Retype the material from its first line through the line containing "Text: 40,669: 40,669 (590, 328, 630, 339)", with both of those lines included. Keep every line identical to the original.

Labeled box records
- - - - -

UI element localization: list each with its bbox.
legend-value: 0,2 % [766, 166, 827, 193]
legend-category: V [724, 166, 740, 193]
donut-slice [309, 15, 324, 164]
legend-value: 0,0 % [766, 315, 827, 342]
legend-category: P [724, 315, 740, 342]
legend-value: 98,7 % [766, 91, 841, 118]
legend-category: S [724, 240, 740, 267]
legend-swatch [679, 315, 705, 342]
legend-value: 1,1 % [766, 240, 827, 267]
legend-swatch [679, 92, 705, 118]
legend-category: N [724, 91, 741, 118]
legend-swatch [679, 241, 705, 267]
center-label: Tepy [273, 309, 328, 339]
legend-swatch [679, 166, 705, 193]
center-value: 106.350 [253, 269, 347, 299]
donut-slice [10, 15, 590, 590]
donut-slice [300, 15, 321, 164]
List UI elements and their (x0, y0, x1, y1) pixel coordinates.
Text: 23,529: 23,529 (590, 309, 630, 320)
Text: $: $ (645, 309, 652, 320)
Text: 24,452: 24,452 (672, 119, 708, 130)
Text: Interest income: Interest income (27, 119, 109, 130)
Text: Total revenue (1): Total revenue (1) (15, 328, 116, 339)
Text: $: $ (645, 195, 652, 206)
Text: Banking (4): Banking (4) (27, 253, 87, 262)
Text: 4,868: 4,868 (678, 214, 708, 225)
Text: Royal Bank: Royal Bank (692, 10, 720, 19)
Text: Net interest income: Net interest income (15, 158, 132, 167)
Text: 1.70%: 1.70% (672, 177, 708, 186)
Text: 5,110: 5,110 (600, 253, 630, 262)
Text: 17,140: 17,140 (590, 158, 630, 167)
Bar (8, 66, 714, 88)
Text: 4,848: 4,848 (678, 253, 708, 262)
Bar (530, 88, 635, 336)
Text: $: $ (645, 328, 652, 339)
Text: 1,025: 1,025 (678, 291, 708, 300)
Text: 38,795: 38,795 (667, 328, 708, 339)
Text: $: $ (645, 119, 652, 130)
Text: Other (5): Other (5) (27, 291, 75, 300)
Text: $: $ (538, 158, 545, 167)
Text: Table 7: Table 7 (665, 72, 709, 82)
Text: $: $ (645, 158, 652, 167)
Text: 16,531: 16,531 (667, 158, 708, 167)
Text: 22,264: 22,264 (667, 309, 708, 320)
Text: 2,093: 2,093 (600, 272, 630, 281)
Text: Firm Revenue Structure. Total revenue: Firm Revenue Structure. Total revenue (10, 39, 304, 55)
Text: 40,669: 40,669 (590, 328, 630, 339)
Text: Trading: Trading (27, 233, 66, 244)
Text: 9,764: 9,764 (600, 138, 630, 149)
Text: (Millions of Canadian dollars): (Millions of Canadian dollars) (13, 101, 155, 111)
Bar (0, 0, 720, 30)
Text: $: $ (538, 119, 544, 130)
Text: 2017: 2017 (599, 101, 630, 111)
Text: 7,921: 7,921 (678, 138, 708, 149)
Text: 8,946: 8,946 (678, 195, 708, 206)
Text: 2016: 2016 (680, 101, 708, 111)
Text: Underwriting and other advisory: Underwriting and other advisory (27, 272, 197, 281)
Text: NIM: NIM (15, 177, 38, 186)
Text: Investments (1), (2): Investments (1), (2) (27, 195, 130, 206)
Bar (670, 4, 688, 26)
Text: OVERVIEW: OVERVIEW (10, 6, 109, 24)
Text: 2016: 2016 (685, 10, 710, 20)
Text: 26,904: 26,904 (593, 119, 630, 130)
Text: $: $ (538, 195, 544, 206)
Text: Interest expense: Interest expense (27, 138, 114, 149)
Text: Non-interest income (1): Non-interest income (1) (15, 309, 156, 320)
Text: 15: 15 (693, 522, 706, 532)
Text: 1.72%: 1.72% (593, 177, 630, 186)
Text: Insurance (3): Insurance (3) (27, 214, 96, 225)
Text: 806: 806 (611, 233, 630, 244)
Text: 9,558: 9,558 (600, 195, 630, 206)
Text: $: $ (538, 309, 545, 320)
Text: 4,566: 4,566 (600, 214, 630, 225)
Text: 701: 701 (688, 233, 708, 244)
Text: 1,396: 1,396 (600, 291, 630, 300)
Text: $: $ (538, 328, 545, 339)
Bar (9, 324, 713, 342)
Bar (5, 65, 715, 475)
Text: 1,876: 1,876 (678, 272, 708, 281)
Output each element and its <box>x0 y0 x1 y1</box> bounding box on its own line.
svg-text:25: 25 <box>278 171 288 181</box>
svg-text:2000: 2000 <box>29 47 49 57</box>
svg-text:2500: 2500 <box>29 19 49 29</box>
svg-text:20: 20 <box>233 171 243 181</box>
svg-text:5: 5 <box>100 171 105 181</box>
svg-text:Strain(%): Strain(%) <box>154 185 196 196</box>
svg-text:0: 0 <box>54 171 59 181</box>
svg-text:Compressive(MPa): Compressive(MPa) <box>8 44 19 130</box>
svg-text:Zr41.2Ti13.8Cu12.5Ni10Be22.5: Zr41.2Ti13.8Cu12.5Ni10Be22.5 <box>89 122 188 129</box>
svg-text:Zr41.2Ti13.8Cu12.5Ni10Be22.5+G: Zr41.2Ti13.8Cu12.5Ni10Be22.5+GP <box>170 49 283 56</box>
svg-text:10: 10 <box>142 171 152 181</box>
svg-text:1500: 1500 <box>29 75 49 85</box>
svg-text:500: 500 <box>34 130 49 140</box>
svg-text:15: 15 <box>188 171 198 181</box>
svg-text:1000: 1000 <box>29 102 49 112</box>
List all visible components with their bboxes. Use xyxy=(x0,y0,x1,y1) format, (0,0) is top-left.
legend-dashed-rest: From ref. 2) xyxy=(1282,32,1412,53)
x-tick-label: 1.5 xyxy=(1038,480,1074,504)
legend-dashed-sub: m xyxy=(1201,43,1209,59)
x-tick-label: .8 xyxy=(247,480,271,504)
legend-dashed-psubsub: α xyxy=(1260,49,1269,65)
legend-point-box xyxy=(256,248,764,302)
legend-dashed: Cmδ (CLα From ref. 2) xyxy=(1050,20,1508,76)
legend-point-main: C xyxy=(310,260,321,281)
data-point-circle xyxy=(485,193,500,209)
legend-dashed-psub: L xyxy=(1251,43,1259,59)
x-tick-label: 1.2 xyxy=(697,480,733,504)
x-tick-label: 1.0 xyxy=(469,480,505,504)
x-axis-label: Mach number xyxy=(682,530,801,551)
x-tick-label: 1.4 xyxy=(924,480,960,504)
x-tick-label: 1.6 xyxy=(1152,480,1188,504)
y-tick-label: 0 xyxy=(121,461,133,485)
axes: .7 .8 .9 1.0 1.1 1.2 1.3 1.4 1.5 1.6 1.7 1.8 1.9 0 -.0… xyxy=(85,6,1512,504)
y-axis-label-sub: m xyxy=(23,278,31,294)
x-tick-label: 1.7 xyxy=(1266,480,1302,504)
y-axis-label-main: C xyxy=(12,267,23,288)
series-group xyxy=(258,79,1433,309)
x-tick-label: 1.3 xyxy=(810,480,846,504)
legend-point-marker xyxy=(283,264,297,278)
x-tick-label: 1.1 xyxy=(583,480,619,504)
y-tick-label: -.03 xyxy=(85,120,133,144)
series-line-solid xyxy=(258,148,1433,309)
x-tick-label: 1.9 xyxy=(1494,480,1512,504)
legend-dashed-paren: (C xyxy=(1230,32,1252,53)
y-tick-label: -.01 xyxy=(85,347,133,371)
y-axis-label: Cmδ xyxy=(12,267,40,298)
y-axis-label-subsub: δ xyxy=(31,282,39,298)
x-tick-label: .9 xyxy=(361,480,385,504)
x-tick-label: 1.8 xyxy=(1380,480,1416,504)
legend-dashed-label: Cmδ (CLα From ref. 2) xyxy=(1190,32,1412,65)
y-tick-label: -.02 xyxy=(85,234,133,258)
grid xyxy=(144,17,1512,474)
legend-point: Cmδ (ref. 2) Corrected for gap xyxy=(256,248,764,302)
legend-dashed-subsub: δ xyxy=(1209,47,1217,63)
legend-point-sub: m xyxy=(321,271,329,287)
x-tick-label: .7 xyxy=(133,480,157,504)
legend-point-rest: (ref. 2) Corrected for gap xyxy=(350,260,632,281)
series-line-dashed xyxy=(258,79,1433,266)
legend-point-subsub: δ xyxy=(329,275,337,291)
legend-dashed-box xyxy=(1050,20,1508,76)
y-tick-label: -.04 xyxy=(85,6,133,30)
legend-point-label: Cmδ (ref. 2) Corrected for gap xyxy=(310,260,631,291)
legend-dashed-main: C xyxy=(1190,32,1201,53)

- - - - -

### Response to the exercise
UI element localization: list each with its bbox.
legend-value: 0,2 % [766, 166, 827, 193]
legend-category: V [724, 166, 740, 193]
donut-slice [309, 15, 324, 164]
legend-value: 0,0 % [766, 315, 827, 342]
legend-category: P [724, 315, 740, 342]
legend-value: 98,7 % [766, 91, 841, 118]
legend-category: S [724, 240, 740, 267]
legend-swatch [679, 315, 705, 342]
legend-value: 1,1 % [766, 240, 827, 267]
legend-swatch [679, 92, 705, 118]
legend-category: N [724, 91, 741, 118]
legend-swatch [679, 241, 705, 267]
center-label: Tepy [273, 309, 328, 339]
legend-swatch [679, 166, 705, 193]
center-value: 106.350 [253, 269, 347, 299]
donut-slice [10, 15, 590, 590]
donut-slice [300, 15, 321, 164]
List UI elements and their (x0, y0, x1, y1) pixel coordinates.
Text: 23,529: 23,529 (590, 309, 630, 320)
Text: $: $ (645, 309, 652, 320)
Text: 24,452: 24,452 (672, 119, 708, 130)
Text: Interest income: Interest income (27, 119, 109, 130)
Text: Total revenue (1): Total revenue (1) (15, 328, 116, 339)
Text: $: $ (645, 195, 652, 206)
Text: Banking (4): Banking (4) (27, 253, 87, 262)
Text: 4,868: 4,868 (678, 214, 708, 225)
Text: Royal Bank: Royal Bank (692, 10, 720, 19)
Text: Net interest income: Net interest income (15, 158, 132, 167)
Text: 1.70%: 1.70% (672, 177, 708, 186)
Text: 5,110: 5,110 (600, 253, 630, 262)
Text: 17,140: 17,140 (590, 158, 630, 167)
Bar (8, 66, 714, 88)
Text: 4,848: 4,848 (678, 253, 708, 262)
Bar (530, 88, 635, 336)
Text: $: $ (645, 328, 652, 339)
Text: 1,025: 1,025 (678, 291, 708, 300)
Text: 38,795: 38,795 (667, 328, 708, 339)
Text: $: $ (645, 119, 652, 130)
Text: Other (5): Other (5) (27, 291, 75, 300)
Text: $: $ (538, 158, 545, 167)
Text: Table 7: Table 7 (665, 72, 709, 82)
Text: $: $ (645, 158, 652, 167)
Text: 16,531: 16,531 (667, 158, 708, 167)
Text: 22,264: 22,264 (667, 309, 708, 320)
Text: 2,093: 2,093 (600, 272, 630, 281)
Text: Firm Revenue Structure. Total revenue: Firm Revenue Structure. Total revenue (10, 39, 304, 55)
Text: 40,669: 40,669 (590, 328, 630, 339)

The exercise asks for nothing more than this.